* _YOUR GOAL_: Make an exact copy of the data below, leaving out every picture.

[TASK MATERIAL start]

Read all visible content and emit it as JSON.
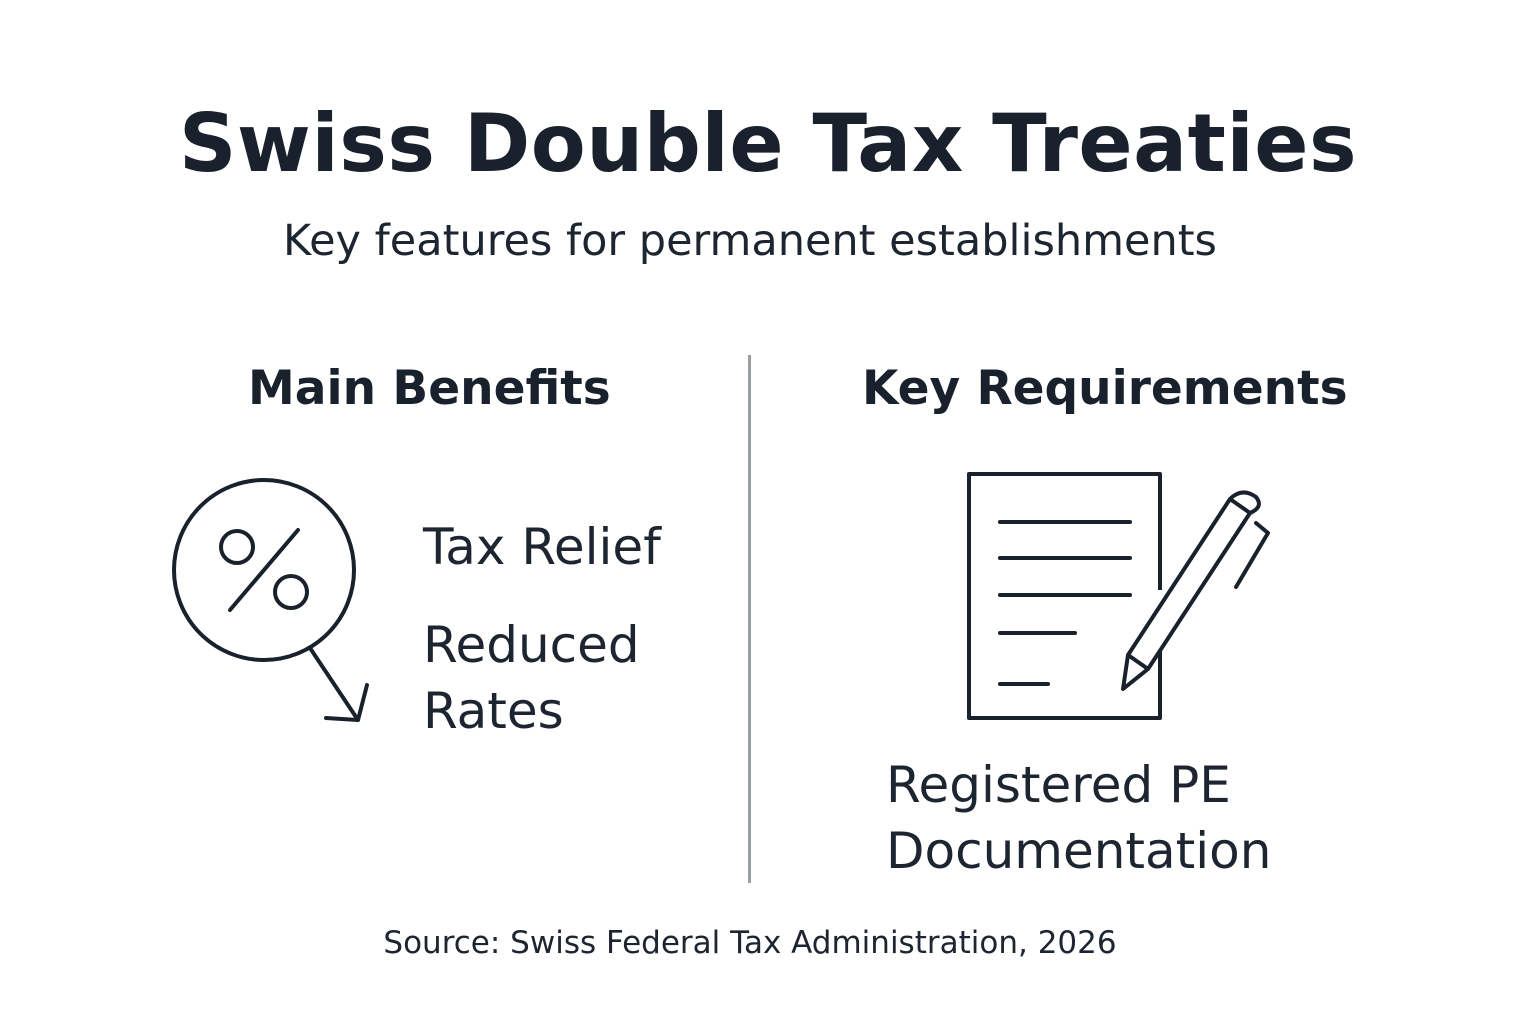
{
  "title": "Swiss Double Tax Treaties",
  "subtitle": "Key features for permanent establishments",
  "benefits": {
    "heading": "Main Benefits",
    "icon": "percent-arrow-down-icon",
    "items": [
      "Tax Relief",
      "Reduced",
      "Rates"
    ]
  },
  "requirements": {
    "heading": "Key Requirements",
    "icon": "document-pen-icon",
    "items": [
      "Registered PE",
      "Documentation"
    ]
  },
  "source": "Source: Swiss Federal Tax Administration, 2026",
  "colors": {
    "text": "#1c2530",
    "divider": "#9a9fa4",
    "background": "#ffffff"
  }
}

[TASK MATERIAL end]

* _RIGHT ANSWER_:
Read all visible content and emit it as JSON.
{
  "title": "Swiss Double Tax Treaties",
  "subtitle": "Key features for permanent establishments",
  "benefits": {
    "heading": "Main Benefits",
    "icon": "percent-arrow-down-icon",
    "items": [
      "Tax Relief",
      "Reduced",
      "Rates"
    ]
  },
  "requirements": {
    "heading": "Key Requirements",
    "icon": "document-pen-icon",
    "items": [
      "Registered PE",
      "Documentation"
    ]
  },
  "source": "Source: Swiss Federal Tax Administration, 2026",
  "colors": {
    "text": "#1c2530",
    "divider": "#9a9fa4",
    "background": "#ffffff"
  }
}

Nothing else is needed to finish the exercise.